→ **What is being asked**
Examine the material below. Gather every line in which the string "angels" appears.

----- Raw records -----

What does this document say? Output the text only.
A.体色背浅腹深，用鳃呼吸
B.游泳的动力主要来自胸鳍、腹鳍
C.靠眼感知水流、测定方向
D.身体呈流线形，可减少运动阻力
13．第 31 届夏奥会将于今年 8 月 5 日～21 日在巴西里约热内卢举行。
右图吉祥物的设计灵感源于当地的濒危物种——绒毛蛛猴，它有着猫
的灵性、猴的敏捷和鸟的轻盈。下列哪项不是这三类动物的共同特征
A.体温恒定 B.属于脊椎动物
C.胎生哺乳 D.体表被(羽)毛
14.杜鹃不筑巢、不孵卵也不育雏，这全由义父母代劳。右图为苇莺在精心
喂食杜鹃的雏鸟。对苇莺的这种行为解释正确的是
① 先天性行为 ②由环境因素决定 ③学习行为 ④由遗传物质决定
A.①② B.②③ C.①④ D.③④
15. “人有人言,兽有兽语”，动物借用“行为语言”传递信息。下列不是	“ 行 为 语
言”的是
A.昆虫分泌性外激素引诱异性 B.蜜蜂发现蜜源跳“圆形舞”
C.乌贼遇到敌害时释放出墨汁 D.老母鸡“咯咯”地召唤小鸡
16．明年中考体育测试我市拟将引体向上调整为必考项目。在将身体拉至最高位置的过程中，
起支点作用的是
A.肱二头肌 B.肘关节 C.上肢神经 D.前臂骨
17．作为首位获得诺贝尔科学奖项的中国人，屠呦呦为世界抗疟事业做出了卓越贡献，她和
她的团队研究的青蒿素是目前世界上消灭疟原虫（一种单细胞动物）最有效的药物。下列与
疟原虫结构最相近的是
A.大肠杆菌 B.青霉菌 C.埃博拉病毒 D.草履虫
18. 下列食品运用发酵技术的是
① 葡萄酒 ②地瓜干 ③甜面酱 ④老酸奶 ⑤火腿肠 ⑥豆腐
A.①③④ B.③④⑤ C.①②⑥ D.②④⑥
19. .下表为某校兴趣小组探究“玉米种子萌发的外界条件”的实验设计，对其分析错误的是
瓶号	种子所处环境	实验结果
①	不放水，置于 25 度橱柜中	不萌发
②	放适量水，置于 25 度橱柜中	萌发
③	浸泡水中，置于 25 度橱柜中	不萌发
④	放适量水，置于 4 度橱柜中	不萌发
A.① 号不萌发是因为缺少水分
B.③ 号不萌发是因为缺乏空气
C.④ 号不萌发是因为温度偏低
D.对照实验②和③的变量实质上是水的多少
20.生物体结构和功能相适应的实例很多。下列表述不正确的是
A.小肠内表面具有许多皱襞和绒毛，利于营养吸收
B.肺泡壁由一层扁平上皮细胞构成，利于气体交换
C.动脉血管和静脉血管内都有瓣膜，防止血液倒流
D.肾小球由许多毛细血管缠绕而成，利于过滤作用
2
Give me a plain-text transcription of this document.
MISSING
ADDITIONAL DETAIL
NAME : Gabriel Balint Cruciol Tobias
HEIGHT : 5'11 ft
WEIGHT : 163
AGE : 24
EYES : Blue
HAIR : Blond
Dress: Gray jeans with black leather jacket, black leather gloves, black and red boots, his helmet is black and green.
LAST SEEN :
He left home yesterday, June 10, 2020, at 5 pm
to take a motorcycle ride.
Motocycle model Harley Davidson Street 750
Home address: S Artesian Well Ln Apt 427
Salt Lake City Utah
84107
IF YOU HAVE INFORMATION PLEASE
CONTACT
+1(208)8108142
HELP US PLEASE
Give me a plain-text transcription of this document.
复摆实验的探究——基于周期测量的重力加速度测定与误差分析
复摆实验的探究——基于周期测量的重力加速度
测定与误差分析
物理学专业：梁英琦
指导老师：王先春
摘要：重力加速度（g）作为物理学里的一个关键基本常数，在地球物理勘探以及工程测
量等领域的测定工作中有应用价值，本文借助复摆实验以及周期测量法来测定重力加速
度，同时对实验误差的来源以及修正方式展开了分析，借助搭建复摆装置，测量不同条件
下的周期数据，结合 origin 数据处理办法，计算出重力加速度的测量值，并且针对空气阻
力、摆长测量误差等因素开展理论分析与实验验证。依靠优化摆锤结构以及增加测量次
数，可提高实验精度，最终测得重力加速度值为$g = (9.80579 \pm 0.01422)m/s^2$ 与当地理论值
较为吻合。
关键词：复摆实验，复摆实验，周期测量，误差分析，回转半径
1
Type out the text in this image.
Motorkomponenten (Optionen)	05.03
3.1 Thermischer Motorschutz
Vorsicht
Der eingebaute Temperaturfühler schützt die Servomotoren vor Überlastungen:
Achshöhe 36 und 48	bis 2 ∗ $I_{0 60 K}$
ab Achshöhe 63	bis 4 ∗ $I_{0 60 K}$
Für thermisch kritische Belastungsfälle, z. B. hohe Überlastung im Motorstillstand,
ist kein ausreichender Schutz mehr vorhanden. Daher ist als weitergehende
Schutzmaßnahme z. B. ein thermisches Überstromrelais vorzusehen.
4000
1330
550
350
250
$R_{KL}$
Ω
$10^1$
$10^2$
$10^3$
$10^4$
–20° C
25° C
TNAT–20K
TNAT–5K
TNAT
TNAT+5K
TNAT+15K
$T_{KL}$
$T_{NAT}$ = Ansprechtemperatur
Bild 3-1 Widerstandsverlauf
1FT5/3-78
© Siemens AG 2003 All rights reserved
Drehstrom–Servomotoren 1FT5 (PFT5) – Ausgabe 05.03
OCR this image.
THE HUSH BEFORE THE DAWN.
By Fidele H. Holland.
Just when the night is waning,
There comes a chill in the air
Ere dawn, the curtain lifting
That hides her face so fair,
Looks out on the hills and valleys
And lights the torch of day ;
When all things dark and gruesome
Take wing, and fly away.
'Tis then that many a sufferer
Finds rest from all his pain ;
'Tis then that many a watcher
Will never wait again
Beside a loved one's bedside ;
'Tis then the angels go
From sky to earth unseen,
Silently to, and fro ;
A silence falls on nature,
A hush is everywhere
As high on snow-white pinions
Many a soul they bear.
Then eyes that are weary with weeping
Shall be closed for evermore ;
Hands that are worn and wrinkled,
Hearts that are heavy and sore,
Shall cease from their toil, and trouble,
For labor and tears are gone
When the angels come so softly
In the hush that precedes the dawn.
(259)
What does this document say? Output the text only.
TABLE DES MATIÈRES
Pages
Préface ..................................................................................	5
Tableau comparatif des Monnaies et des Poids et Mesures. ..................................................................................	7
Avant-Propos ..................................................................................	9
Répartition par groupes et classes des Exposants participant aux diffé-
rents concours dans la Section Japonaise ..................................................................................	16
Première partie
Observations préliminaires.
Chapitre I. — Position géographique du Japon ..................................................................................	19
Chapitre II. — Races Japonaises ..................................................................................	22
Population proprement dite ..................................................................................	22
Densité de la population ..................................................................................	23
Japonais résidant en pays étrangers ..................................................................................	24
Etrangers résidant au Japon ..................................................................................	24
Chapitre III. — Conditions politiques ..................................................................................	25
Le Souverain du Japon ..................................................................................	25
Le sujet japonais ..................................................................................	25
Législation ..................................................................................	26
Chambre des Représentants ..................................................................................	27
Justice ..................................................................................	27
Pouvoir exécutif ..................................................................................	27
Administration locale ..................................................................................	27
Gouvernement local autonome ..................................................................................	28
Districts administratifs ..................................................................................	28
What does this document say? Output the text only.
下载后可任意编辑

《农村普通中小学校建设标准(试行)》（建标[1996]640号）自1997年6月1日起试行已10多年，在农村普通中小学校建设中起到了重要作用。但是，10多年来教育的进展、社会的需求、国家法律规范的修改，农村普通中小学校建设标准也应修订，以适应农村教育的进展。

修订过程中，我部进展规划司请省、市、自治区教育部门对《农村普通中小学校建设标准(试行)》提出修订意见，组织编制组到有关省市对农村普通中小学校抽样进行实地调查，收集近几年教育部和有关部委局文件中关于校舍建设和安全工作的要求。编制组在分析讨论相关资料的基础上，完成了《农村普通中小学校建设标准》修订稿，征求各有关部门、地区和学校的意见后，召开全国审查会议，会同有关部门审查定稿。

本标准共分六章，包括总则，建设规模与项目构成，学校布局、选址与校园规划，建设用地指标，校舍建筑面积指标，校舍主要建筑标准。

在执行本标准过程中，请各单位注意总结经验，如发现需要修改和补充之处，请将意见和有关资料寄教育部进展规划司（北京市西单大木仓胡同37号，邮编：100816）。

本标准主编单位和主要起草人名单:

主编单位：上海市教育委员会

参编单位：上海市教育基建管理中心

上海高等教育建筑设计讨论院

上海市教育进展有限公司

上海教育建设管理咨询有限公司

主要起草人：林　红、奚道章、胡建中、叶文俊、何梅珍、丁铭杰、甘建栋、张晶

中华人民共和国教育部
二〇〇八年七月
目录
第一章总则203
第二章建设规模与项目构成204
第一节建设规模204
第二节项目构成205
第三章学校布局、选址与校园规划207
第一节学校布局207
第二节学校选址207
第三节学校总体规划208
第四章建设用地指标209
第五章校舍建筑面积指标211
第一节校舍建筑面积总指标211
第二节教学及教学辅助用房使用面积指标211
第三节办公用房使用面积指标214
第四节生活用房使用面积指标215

-----

→ **Result below**
'Tis then the angels go
When the angels come so softly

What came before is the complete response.